Figure contents as structured data:
--------------------------------------------------

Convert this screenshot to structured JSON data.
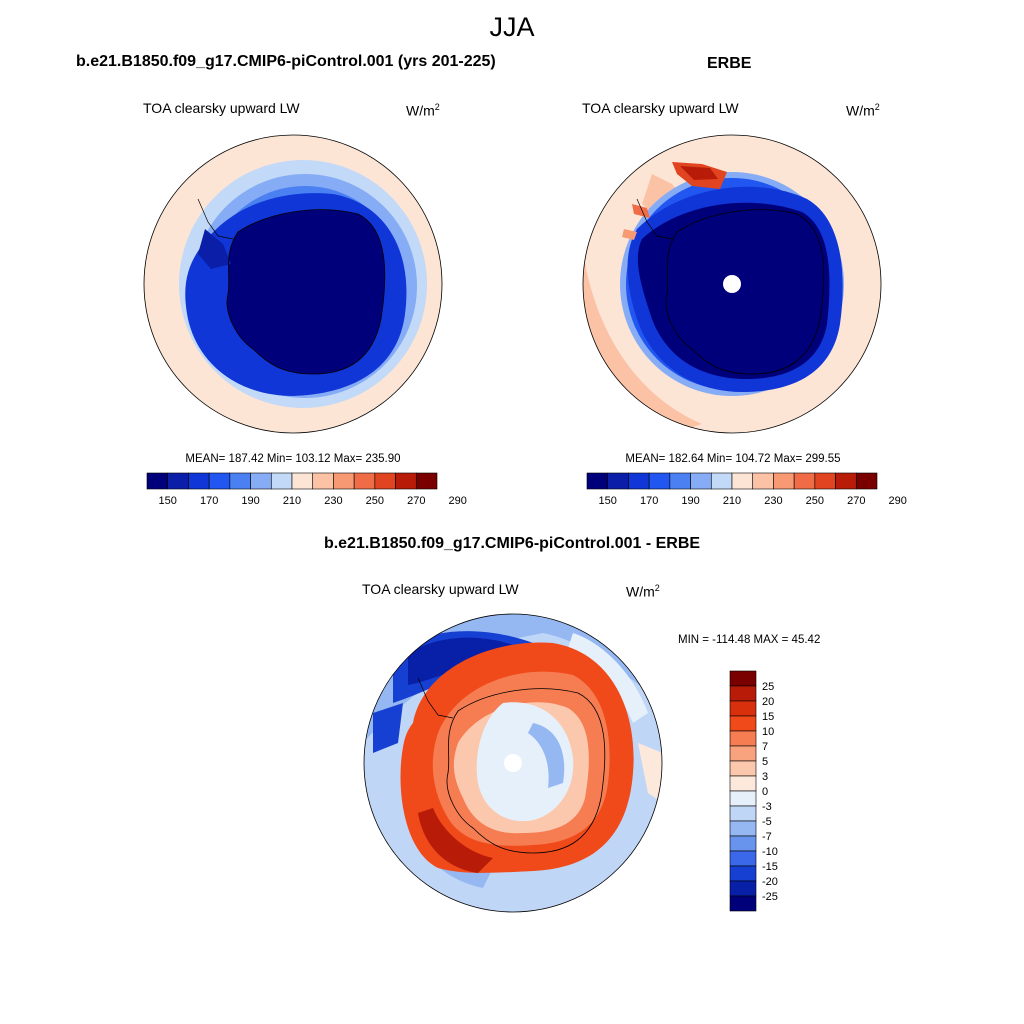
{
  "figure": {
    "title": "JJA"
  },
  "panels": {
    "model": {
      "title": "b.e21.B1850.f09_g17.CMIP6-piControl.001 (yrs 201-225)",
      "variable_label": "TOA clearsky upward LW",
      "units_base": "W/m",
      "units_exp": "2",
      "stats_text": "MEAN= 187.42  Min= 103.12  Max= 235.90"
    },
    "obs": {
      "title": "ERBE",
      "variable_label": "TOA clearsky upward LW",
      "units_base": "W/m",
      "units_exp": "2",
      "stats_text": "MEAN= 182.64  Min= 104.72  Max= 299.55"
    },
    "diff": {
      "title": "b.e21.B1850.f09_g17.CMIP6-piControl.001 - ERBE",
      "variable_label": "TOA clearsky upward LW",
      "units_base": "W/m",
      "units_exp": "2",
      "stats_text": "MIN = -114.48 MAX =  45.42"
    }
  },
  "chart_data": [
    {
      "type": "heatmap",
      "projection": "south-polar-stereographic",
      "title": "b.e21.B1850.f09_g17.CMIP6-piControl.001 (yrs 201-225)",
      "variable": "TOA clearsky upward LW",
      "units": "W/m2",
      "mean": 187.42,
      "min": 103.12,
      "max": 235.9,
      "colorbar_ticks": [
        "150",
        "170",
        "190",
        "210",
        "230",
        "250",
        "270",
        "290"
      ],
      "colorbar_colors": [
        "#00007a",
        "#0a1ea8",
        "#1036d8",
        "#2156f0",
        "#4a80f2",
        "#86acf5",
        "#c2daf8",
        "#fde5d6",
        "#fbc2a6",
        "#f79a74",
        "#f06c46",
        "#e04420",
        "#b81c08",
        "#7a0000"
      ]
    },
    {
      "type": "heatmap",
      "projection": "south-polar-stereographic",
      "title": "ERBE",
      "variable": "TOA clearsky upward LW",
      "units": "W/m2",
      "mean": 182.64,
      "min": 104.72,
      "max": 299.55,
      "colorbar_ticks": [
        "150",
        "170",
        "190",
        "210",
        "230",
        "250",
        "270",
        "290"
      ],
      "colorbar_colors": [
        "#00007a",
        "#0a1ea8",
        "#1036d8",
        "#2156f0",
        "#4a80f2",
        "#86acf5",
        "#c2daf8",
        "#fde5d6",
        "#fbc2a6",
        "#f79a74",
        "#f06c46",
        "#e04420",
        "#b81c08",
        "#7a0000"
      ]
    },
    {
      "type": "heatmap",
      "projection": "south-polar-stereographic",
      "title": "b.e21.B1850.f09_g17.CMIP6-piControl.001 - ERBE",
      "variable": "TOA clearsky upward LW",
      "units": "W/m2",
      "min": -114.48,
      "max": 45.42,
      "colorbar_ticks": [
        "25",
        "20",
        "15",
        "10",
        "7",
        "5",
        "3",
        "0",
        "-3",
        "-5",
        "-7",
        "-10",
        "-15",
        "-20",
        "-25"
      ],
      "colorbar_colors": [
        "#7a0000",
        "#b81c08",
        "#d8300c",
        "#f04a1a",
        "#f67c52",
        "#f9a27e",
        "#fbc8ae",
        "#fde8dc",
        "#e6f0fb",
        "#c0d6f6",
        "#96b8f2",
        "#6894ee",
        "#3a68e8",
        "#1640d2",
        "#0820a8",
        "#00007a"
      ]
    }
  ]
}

--------------------------------------------------

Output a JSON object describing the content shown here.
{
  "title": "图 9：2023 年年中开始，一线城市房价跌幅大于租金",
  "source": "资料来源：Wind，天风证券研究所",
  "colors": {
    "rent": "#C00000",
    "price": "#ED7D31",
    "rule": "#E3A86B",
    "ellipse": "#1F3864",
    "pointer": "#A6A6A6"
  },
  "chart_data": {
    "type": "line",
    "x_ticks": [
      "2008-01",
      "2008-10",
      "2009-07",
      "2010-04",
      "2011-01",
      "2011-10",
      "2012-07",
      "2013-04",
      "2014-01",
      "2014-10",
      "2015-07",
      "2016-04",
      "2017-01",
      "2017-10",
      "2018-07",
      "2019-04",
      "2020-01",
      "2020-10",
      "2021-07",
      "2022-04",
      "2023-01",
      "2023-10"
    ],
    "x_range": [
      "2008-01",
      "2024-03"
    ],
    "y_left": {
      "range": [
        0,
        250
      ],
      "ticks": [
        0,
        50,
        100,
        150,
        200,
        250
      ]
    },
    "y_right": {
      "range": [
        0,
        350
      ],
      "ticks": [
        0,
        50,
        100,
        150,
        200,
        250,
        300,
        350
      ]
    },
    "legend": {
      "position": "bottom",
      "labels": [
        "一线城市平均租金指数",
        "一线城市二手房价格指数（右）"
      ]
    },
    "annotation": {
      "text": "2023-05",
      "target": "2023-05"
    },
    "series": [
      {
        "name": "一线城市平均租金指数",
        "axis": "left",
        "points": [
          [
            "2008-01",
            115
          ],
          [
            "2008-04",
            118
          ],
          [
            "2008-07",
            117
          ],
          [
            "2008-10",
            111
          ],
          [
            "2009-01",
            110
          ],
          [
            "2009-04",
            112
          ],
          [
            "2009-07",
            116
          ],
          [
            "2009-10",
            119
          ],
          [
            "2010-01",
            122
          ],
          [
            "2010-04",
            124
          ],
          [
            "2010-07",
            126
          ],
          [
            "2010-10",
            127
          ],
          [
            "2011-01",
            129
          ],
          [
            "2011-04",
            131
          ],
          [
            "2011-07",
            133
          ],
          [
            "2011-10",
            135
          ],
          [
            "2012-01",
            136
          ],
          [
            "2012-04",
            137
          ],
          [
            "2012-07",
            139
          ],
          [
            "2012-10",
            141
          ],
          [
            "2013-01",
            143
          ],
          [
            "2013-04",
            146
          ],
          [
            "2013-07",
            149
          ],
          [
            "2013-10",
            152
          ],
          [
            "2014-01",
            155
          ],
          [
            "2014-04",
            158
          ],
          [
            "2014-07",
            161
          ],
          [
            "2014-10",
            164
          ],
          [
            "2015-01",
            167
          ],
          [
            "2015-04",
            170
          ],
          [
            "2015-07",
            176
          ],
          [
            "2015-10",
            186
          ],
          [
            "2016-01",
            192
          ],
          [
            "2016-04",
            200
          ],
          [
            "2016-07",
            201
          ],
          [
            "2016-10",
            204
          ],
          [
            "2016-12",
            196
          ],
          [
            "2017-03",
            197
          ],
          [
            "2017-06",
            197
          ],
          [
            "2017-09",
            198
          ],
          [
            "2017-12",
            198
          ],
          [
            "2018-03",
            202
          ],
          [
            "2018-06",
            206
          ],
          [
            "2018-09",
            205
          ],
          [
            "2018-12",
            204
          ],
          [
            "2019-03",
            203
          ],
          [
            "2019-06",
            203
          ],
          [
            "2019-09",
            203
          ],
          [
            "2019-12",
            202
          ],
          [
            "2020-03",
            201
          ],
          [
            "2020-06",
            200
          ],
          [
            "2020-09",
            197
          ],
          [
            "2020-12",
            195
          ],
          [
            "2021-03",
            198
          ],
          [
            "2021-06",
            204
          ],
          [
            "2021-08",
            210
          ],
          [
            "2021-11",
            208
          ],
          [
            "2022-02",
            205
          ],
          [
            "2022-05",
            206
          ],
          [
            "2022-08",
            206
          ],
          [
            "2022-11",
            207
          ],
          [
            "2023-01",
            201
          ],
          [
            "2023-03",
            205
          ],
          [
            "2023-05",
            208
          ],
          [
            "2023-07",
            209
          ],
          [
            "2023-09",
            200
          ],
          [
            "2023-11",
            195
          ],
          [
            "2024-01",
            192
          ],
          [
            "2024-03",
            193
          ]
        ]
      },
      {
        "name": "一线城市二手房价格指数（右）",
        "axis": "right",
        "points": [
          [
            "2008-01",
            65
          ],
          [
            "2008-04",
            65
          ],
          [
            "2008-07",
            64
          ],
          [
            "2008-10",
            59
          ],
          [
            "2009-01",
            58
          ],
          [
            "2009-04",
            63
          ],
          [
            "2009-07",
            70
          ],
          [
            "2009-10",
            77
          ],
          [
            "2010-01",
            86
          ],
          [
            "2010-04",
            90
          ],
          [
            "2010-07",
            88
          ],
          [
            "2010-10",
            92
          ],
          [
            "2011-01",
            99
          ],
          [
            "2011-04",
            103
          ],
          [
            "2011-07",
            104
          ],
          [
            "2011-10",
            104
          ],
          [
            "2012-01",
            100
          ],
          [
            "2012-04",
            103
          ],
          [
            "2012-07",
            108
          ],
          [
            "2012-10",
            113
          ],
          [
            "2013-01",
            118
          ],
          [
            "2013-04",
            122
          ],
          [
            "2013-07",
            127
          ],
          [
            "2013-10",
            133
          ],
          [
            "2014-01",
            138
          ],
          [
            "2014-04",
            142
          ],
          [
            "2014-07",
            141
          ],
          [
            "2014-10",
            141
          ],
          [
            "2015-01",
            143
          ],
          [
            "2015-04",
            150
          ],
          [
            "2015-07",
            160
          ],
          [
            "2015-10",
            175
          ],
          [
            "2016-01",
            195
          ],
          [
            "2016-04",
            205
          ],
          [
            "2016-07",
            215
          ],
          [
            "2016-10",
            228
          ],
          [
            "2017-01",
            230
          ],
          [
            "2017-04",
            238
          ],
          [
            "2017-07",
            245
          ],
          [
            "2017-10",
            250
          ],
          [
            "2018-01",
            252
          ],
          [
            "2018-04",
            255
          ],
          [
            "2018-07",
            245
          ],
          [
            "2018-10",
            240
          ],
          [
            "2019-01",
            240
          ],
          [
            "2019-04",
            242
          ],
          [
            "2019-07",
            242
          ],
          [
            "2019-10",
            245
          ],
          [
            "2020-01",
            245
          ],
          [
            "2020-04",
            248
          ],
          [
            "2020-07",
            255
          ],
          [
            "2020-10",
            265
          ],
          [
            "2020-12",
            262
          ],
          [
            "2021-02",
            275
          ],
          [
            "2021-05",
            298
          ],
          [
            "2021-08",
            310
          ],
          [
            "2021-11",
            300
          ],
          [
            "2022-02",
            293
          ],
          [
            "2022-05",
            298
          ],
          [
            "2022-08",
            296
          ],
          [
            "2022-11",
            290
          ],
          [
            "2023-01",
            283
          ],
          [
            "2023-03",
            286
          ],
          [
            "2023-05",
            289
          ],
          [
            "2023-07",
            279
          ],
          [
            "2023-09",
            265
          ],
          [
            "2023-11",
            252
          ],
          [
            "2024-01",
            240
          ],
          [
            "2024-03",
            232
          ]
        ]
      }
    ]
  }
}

--------------------------------------------------

What you should do ▸ Search the data for the string "name". List each line that has it.

Result of the task ▸
        "name": "一线城市平均租金指数",
        "name": "一线城市二手房价格指数（右）",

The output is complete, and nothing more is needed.